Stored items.
|---|
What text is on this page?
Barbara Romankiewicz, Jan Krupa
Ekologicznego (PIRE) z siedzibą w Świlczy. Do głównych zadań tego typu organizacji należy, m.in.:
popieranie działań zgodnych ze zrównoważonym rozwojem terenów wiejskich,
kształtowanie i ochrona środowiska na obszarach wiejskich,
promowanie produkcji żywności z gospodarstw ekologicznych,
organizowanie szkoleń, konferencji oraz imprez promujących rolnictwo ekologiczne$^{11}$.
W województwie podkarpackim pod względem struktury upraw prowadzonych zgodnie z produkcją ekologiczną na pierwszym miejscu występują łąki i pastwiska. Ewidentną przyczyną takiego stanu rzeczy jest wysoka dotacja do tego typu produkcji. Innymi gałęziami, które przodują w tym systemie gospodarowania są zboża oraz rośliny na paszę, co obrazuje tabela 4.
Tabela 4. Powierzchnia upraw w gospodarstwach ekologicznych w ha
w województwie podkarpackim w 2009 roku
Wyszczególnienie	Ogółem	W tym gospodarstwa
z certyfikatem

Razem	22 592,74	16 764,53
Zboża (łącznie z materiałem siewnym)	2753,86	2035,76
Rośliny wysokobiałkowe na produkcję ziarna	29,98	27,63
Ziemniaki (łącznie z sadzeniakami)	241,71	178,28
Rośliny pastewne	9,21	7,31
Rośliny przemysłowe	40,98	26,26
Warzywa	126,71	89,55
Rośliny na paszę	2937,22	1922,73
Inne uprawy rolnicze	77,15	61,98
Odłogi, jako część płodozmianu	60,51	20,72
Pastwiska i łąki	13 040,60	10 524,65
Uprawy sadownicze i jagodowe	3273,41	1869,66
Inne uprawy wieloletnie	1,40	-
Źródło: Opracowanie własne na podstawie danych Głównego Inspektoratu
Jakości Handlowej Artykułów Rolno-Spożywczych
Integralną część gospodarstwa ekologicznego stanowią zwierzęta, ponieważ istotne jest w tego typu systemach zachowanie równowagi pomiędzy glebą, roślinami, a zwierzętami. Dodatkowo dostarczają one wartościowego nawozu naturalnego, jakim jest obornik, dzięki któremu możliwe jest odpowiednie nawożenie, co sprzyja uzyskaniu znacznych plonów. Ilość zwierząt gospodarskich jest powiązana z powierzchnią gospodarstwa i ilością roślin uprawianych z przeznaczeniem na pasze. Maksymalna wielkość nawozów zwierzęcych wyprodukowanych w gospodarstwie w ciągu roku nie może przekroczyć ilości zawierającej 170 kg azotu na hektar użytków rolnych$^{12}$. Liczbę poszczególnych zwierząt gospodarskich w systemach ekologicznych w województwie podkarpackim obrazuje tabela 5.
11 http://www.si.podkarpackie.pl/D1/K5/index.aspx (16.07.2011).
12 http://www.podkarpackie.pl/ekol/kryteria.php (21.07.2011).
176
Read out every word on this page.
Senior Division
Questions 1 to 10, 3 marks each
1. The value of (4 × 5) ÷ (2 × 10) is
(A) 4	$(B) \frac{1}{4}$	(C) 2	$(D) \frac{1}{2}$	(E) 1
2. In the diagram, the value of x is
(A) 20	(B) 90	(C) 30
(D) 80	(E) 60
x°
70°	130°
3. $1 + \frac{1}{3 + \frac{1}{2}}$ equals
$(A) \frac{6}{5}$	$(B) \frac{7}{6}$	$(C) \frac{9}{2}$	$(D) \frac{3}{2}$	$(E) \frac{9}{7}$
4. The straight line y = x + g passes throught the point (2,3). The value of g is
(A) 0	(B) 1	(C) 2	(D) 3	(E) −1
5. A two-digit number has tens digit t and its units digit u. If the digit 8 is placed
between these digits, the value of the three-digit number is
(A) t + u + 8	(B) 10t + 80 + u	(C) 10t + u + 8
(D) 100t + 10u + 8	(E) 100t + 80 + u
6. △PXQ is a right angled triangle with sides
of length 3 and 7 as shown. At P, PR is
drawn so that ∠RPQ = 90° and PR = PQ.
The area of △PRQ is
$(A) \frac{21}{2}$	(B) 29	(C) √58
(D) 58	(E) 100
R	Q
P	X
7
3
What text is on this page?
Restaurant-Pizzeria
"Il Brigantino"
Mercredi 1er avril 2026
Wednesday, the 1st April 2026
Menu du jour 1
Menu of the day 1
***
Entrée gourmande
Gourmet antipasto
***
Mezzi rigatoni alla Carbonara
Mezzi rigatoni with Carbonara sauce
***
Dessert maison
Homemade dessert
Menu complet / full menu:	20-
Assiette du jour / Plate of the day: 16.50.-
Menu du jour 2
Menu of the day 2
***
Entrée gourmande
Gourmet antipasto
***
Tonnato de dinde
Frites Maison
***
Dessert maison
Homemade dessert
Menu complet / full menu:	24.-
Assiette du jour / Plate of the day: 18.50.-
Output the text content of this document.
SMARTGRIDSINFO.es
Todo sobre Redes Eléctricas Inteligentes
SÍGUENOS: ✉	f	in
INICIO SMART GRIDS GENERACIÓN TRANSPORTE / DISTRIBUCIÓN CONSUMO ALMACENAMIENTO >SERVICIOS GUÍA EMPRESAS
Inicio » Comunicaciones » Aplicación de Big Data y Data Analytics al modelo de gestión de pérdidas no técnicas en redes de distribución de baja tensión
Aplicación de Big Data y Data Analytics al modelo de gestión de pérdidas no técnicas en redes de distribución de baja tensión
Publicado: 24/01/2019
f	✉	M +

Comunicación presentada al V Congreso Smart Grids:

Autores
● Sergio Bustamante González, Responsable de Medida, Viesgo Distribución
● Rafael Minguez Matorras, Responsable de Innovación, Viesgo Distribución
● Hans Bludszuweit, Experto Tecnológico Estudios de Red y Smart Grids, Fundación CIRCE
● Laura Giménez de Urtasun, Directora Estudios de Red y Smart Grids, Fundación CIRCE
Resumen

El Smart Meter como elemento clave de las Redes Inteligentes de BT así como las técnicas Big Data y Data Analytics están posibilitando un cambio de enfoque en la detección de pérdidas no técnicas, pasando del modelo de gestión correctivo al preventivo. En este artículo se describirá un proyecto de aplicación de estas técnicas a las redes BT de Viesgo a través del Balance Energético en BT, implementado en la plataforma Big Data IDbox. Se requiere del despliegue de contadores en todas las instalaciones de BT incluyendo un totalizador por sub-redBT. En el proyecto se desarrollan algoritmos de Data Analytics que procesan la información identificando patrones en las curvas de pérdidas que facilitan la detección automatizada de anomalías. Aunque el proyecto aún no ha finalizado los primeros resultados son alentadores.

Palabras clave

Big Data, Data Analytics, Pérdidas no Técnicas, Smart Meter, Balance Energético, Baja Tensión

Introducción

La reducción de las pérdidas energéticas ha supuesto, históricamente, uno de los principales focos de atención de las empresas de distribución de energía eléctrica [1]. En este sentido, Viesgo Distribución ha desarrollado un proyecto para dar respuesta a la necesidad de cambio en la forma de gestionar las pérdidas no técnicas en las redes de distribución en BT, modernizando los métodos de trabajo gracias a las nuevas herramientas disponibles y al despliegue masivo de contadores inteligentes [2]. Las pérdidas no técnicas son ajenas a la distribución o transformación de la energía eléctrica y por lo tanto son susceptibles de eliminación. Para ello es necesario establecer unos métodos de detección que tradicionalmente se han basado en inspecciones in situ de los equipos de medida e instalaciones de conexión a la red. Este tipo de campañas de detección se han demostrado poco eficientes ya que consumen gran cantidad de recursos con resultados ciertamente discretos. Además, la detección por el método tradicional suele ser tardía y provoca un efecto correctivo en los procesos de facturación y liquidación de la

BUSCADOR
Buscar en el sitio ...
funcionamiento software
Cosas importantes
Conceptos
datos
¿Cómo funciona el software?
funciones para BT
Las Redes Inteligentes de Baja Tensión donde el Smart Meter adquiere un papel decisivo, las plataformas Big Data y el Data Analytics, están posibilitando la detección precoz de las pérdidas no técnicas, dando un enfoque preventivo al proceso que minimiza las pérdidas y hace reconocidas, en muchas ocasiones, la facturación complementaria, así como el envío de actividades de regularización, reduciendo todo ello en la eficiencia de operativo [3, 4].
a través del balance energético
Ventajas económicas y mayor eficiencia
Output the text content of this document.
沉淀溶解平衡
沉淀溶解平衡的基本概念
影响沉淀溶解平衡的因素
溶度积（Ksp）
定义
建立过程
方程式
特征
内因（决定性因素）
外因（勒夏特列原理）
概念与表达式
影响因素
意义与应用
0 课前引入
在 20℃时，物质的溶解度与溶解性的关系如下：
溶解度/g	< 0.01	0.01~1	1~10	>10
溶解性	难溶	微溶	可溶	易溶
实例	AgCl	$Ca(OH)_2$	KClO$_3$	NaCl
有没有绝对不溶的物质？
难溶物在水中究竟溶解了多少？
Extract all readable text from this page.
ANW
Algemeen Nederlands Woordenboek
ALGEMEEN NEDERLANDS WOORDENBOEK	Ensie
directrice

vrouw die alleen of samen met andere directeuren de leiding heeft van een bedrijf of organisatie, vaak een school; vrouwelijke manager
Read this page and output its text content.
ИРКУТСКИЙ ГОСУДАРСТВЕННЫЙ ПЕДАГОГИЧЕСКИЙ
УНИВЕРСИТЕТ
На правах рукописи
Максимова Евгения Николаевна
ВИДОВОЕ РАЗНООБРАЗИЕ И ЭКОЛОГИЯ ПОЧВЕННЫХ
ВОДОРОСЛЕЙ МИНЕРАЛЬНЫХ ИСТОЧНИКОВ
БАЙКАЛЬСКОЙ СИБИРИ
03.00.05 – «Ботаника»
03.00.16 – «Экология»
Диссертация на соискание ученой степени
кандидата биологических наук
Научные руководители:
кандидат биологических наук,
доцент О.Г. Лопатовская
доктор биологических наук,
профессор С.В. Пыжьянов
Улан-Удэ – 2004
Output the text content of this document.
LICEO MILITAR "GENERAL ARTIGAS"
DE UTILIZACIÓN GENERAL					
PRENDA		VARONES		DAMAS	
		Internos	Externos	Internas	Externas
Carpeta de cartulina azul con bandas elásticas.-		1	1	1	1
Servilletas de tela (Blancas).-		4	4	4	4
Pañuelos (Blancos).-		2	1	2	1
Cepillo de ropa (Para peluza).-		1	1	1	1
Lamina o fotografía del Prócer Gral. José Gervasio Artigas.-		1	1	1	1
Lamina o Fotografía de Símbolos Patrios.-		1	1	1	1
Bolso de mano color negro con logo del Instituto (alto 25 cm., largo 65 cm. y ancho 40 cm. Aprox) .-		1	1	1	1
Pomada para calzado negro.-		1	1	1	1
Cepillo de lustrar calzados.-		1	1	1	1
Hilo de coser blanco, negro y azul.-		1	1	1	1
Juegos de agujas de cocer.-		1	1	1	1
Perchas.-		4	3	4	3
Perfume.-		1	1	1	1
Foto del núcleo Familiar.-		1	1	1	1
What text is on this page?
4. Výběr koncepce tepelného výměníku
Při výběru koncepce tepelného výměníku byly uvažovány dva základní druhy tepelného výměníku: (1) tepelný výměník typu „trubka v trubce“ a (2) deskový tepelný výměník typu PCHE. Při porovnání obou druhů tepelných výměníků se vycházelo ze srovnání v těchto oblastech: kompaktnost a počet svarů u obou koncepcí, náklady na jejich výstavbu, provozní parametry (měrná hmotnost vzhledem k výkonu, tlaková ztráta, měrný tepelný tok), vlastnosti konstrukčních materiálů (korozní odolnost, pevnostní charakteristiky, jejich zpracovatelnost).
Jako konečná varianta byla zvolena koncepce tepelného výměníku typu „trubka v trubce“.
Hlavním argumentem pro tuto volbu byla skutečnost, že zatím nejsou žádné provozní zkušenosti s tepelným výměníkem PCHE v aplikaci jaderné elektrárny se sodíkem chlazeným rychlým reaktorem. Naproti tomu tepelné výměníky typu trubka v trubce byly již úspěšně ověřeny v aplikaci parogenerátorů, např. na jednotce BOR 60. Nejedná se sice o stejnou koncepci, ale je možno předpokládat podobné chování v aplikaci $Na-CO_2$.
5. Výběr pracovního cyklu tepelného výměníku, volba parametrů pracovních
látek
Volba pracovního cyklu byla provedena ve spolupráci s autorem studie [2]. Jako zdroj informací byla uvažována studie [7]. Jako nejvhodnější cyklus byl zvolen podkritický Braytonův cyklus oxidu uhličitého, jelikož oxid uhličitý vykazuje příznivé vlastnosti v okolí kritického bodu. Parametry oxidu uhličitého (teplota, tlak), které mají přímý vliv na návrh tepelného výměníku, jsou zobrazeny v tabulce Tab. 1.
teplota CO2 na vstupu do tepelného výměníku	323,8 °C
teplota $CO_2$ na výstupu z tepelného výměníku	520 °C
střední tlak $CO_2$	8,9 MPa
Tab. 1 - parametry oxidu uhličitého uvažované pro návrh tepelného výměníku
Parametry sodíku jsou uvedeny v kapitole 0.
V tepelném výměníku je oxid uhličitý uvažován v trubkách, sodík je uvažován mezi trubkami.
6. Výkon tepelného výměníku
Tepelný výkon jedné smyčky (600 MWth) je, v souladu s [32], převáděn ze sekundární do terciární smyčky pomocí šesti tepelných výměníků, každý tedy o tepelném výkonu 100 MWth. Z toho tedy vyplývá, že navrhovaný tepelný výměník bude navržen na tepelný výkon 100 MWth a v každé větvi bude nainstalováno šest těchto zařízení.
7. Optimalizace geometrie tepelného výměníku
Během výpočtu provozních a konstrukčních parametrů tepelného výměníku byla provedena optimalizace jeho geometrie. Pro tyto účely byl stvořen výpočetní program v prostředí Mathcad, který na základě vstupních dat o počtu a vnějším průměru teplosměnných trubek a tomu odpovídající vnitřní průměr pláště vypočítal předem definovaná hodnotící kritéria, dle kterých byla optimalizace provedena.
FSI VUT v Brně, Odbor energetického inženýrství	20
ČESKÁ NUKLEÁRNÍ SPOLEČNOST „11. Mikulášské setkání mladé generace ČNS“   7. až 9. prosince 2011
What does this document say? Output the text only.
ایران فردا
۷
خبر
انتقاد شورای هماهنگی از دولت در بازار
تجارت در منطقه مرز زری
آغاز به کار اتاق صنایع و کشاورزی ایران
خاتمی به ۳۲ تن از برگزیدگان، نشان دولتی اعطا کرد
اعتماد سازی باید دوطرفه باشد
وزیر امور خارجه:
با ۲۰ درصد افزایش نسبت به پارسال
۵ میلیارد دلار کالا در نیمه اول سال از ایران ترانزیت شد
|---|
THE TASK.
Your task is to gather every line with the word "CIRCE" and copy it.

RESPONSE FOR THIS EXERCISE.
● Hans Bludszuweit, Experto Tecnológico Estudios de Red y Smart Grids, Fundación CIRCE
● Laura Giménez de Urtasun, Directora Estudios de Red y Smart Grids, Fundación CIRCE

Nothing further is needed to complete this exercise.